(What you should do):
Every entry below must appear again, exactly as written.
** Begin Supplied entries **
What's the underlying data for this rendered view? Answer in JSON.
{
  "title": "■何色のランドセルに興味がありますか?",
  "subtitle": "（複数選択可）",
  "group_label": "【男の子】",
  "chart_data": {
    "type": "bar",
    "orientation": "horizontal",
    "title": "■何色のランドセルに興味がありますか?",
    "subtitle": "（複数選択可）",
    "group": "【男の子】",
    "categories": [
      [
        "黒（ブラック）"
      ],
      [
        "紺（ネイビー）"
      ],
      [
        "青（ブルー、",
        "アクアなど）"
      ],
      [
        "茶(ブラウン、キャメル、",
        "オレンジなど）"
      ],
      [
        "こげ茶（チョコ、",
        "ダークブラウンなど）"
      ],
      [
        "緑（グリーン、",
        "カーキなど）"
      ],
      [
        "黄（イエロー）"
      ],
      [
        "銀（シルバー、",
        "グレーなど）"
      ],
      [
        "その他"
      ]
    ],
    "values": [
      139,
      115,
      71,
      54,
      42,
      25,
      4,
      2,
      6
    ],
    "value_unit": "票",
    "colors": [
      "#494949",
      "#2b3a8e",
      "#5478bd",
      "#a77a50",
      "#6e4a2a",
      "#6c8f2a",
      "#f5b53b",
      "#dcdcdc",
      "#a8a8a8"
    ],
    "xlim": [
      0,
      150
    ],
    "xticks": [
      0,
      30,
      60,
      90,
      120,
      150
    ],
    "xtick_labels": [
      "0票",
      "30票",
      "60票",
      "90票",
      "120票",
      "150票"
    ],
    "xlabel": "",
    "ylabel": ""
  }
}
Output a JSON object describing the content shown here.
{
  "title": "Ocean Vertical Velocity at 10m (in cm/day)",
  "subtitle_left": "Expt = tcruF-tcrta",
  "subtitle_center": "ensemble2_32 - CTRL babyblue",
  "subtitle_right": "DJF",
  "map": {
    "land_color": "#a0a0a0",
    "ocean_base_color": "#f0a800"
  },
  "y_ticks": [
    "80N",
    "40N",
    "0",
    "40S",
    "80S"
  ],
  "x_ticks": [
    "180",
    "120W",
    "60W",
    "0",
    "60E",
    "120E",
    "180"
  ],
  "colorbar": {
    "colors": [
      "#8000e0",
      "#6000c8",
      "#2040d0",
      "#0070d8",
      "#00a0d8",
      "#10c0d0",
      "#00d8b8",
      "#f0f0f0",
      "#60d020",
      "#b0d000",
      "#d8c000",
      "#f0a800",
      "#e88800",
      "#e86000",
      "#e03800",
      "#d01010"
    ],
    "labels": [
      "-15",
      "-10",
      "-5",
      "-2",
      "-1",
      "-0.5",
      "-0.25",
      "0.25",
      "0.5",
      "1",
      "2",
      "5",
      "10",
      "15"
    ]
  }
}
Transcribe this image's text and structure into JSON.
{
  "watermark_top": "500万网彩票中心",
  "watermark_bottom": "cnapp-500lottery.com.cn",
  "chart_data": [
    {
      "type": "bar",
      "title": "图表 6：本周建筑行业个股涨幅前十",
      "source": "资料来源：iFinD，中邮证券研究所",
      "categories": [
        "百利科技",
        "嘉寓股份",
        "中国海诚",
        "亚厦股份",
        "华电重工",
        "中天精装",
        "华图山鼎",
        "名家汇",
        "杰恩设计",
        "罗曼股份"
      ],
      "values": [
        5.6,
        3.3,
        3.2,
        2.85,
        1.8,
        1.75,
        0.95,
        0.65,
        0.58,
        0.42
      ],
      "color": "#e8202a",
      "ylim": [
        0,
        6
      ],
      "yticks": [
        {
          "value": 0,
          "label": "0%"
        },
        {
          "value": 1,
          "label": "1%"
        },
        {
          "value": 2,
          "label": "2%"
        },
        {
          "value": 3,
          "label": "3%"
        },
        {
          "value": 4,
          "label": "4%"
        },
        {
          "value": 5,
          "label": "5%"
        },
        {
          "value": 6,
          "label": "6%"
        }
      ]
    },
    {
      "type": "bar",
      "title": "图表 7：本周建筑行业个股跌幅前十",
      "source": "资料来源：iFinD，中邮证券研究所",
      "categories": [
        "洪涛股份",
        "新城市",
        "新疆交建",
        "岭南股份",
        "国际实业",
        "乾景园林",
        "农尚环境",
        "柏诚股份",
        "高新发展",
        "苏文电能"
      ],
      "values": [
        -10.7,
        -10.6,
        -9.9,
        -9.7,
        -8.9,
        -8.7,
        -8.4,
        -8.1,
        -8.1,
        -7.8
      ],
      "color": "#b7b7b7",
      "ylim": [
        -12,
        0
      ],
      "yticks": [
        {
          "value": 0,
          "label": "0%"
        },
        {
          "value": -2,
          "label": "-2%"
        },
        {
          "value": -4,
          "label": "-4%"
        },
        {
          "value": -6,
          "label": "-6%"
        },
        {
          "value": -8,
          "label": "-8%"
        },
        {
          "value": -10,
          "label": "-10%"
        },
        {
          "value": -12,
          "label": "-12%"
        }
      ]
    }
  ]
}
** End Supplied entries **
(Result):
What's the underlying data for this rendered view? Answer in JSON.
{
  "title": "■何色のランドセルに興味がありますか?",
  "subtitle": "（複数選択可）",
  "group_label": "【男の子】",
  "chart_data": {
    "type": "bar",
    "orientation": "horizontal",
    "title": "■何色のランドセルに興味がありますか?",
    "subtitle": "（複数選択可）",
    "group": "【男の子】",
    "categories": [
      [
        "黒（ブラック）"
      ],
      [
        "紺（ネイビー）"
      ],
      [
        "青（ブルー、",
        "アクアなど）"
      ],
      [
        "茶(ブラウン、キャメル、",
        "オレンジなど）"
      ],
      [
        "こげ茶（チョコ、",
        "ダークブラウンなど）"
      ],
      [
        "緑（グリーン、",
        "カーキなど）"
      ],
      [
        "黄（イエロー）"
      ],
      [
        "銀（シルバー、",
        "グレーなど）"
      ],
      [
        "その他"
      ]
    ],
    "values": [
      139,
      115,
      71,
      54,
      42,
      25,
      4,
      2,
      6
    ],
    "value_unit": "票",
    "colors": [
      "#494949",
      "#2b3a8e",
      "#5478bd",
      "#a77a50",
      "#6e4a2a",
      "#6c8f2a",
      "#f5b53b",
      "#dcdcdc",
      "#a8a8a8"
    ],
    "xlim": [
      0,
      150
    ],
    "xticks": [
      0,
      30,
      60,
      90,
      120,
      150
    ],
    "xtick_labels": [
      "0票",
      "30票",
      "60票",
      "90票",
      "120票",
      "150票"
    ],
    "xlabel": "",
    "ylabel": ""
  }
}
Output a JSON object describing the content shown here.
{
  "title": "Ocean Vertical Velocity at 10m (in cm/day)",
  "subtitle_left": "Expt = tcruF-tcrta",
  "subtitle_center": "ensemble2_32 - CTRL babyblue",
  "subtitle_right": "DJF",
  "map": {
    "land_color": "#a0a0a0",
    "ocean_base_color": "#f0a800"
  },
  "y_ticks": [
    "80N",
    "40N",
    "0",
    "40S",
    "80S"
  ],
  "x_ticks": [
    "180",
    "120W",
    "60W",
    "0",
    "60E",
    "120E",
    "180"
  ],
  "colorbar": {
    "colors": [
      "#8000e0",
      "#6000c8",
      "#2040d0",
      "#0070d8",
      "#00a0d8",
      "#10c0d0",
      "#00d8b8",
      "#f0f0f0",
      "#60d020",
      "#b0d000",
      "#d8c000",
      "#f0a800",
      "#e88800",
      "#e86000",
      "#e03800",
      "#d01010"
    ],
    "labels": [
      "-15",
      "-10",
      "-5",
      "-2",
      "-1",
      "-0.5",
      "-0.25",
      "0.25",
      "0.5",
      "1",
      "2",
      "5",
      "10",
      "15"
    ]
  }
}
Transcribe this image's text and structure into JSON.
{
  "watermark_top": "500万网彩票中心",
  "watermark_bottom": "cnapp-500lottery.com.cn",
  "chart_data": [
    {
      "type": "bar",
      "title": "图表 6：本周建筑行业个股涨幅前十",
      "source": "资料来源：iFinD，中邮证券研究所",
      "categories": [
        "百利科技",
        "嘉寓股份",
        "中国海诚",
        "亚厦股份",
        "华电重工",
        "中天精装",
        "华图山鼎",
        "名家汇",
        "杰恩设计",
        "罗曼股份"
      ],
      "values": [
        5.6,
        3.3,
        3.2,
        2.85,
        1.8,
        1.75,
        0.95,
        0.65,
        0.58,
        0.42
      ],
      "color": "#e8202a",
      "ylim": [
        0,
        6
      ],
      "yticks": [
        {
          "value": 0,
          "label": "0%"
        },
        {
          "value": 1,
          "label": "1%"
        },
        {
          "value": 2,
          "label": "2%"
        },
        {
          "value": 3,
          "label": "3%"
        },
        {
          "value": 4,
          "label": "4%"
        },
        {
          "value": 5,
          "label": "5%"
        },
        {
          "value": 6,
          "label": "6%"
        }
      ]
    },
    {
      "type": "bar",
      "title": "图表 7：本周建筑行业个股跌幅前十",
      "source": "资料来源：iFinD，中邮证券研究所",
      "categories": [
        "洪涛股份",
        "新城市",
        "新疆交建",
        "岭南股份",
        "国际实业",
        "乾景园林",
        "农尚环境",
        "柏诚股份",
        "高新发展",
        "苏文电能"
      ],
      "values": [
        -10.7,
        -10.6,
        -9.9,
        -9.7,
        -8.9,
        -8.7,
        -8.4,
        -8.1,
        -8.1,
        -7.8
      ],
      "color": "#b7b7b7",
      "ylim": [
        -12,
        0
      ],
      "yticks": [
        {
          "value": 0,
          "label": "0%"
        },
        {
          "value": -2,
          "label": "-2%"
        },
        {
          "value": -4,
          "label": "-4%"
        },
        {
          "value": -6,
          "label": "-6%"
        },
        {
          "value": -8,
          "label": "-8%"
        },
        {
          "value": -10,
          "label": "-10%"
        },
        {
          "value": -12,
          "label": "-12%"
        }
      ]
    }
  ]
}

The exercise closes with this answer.